Given records -

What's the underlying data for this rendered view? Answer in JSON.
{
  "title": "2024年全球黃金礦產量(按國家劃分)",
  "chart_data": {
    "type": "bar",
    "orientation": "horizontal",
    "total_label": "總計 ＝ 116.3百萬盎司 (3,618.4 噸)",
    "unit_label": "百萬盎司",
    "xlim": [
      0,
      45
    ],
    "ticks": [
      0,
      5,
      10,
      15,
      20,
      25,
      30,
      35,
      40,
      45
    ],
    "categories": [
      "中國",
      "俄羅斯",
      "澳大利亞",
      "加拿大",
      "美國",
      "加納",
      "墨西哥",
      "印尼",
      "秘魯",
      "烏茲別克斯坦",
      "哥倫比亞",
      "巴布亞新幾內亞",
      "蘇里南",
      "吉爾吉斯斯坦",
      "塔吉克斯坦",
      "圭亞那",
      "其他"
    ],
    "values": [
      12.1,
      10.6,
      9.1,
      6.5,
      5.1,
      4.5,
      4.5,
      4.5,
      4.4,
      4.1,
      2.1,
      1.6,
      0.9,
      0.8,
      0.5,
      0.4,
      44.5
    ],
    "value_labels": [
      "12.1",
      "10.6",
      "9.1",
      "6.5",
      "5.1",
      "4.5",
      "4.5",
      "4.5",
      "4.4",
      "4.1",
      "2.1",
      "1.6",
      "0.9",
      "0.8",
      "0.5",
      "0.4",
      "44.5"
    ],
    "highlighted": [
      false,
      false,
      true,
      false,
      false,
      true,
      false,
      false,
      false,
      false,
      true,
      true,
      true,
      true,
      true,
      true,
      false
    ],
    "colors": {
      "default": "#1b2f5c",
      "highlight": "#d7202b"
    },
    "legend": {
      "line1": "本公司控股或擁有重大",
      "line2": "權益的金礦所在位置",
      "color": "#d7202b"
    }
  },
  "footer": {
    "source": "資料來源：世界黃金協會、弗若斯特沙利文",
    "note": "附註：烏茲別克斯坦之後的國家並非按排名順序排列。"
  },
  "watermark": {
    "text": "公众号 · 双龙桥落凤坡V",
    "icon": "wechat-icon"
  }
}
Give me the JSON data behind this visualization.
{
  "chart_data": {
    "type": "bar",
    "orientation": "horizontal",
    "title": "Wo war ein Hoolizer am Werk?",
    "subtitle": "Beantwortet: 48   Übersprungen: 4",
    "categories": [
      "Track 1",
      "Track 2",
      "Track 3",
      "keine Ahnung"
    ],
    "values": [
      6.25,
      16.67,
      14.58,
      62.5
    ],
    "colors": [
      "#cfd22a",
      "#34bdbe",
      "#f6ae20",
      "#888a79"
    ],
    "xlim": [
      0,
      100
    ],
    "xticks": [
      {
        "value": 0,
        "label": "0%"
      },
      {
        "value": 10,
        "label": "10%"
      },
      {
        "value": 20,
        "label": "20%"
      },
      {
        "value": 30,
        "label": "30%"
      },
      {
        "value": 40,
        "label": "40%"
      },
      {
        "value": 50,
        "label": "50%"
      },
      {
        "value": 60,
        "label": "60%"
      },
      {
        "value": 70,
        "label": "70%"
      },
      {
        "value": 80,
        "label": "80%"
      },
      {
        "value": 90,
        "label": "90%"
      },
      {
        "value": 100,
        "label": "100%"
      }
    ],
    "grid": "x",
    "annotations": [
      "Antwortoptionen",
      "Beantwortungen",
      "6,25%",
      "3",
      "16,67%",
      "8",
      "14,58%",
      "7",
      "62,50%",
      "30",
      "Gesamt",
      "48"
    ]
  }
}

Exercise requirements - Restate each record exactly as written.

Answer to this exercise -
What's the underlying data for this rendered view? Answer in JSON.
{
  "title": "2024年全球黃金礦產量(按國家劃分)",
  "chart_data": {
    "type": "bar",
    "orientation": "horizontal",
    "total_label": "總計 ＝ 116.3百萬盎司 (3,618.4 噸)",
    "unit_label": "百萬盎司",
    "xlim": [
      0,
      45
    ],
    "ticks": [
      0,
      5,
      10,
      15,
      20,
      25,
      30,
      35,
      40,
      45
    ],
    "categories": [
      "中國",
      "俄羅斯",
      "澳大利亞",
      "加拿大",
      "美國",
      "加納",
      "墨西哥",
      "印尼",
      "秘魯",
      "烏茲別克斯坦",
      "哥倫比亞",
      "巴布亞新幾內亞",
      "蘇里南",
      "吉爾吉斯斯坦",
      "塔吉克斯坦",
      "圭亞那",
      "其他"
    ],
    "values": [
      12.1,
      10.6,
      9.1,
      6.5,
      5.1,
      4.5,
      4.5,
      4.5,
      4.4,
      4.1,
      2.1,
      1.6,
      0.9,
      0.8,
      0.5,
      0.4,
      44.5
    ],
    "value_labels": [
      "12.1",
      "10.6",
      "9.1",
      "6.5",
      "5.1",
      "4.5",
      "4.5",
      "4.5",
      "4.4",
      "4.1",
      "2.1",
      "1.6",
      "0.9",
      "0.8",
      "0.5",
      "0.4",
      "44.5"
    ],
    "highlighted": [
      false,
      false,
      true,
      false,
      false,
      true,
      false,
      false,
      false,
      false,
      true,
      true,
      true,
      true,
      true,
      true,
      false
    ],
    "colors": {
      "default": "#1b2f5c",
      "highlight": "#d7202b"
    },
    "legend": {
      "line1": "本公司控股或擁有重大",
      "line2": "權益的金礦所在位置",
      "color": "#d7202b"
    }
  },
  "footer": {
    "source": "資料來源：世界黃金協會、弗若斯特沙利文",
    "note": "附註：烏茲別克斯坦之後的國家並非按排名順序排列。"
  },
  "watermark": {
    "text": "公众号 · 双龙桥落凤坡V",
    "icon": "wechat-icon"
  }
}
Give me the JSON data behind this visualization.
{
  "chart_data": {
    "type": "bar",
    "orientation": "horizontal",
    "title": "Wo war ein Hoolizer am Werk?",
    "subtitle": "Beantwortet: 48   Übersprungen: 4",
    "categories": [
      "Track 1",
      "Track 2",
      "Track 3",
      "keine Ahnung"
    ],
    "values": [
      6.25,
      16.67,
      14.58,
      62.5
    ],
    "colors": [
      "#cfd22a",
      "#34bdbe",
      "#f6ae20",
      "#888a79"
    ],
    "xlim": [
      0,
      100
    ],
    "xticks": [
      {
        "value": 0,
        "label": "0%"
      },
      {
        "value": 10,
        "label": "10%"
      },
      {
        "value": 20,
        "label": "20%"
      },
      {
        "value": 30,
        "label": "30%"
      },
      {
        "value": 40,
        "label": "40%"
      },
      {
        "value": 50,
        "label": "50%"
      },
      {
        "value": 60,
        "label": "60%"
      },
      {
        "value": 70,
        "label": "70%"
      },
      {
        "value": 80,
        "label": "80%"
      },
      {
        "value": 90,
        "label": "90%"
      },
      {
        "value": 100,
        "label": "100%"
      }
    ],
    "grid": "x",
    "annotations": [
      "Antwortoptionen",
      "Beantwortungen",
      "6,25%",
      "3",
      "16,67%",
      "8",
      "14,58%",
      "7",
      "62,50%",
      "30",
      "Gesamt",
      "48"
    ]
  }
}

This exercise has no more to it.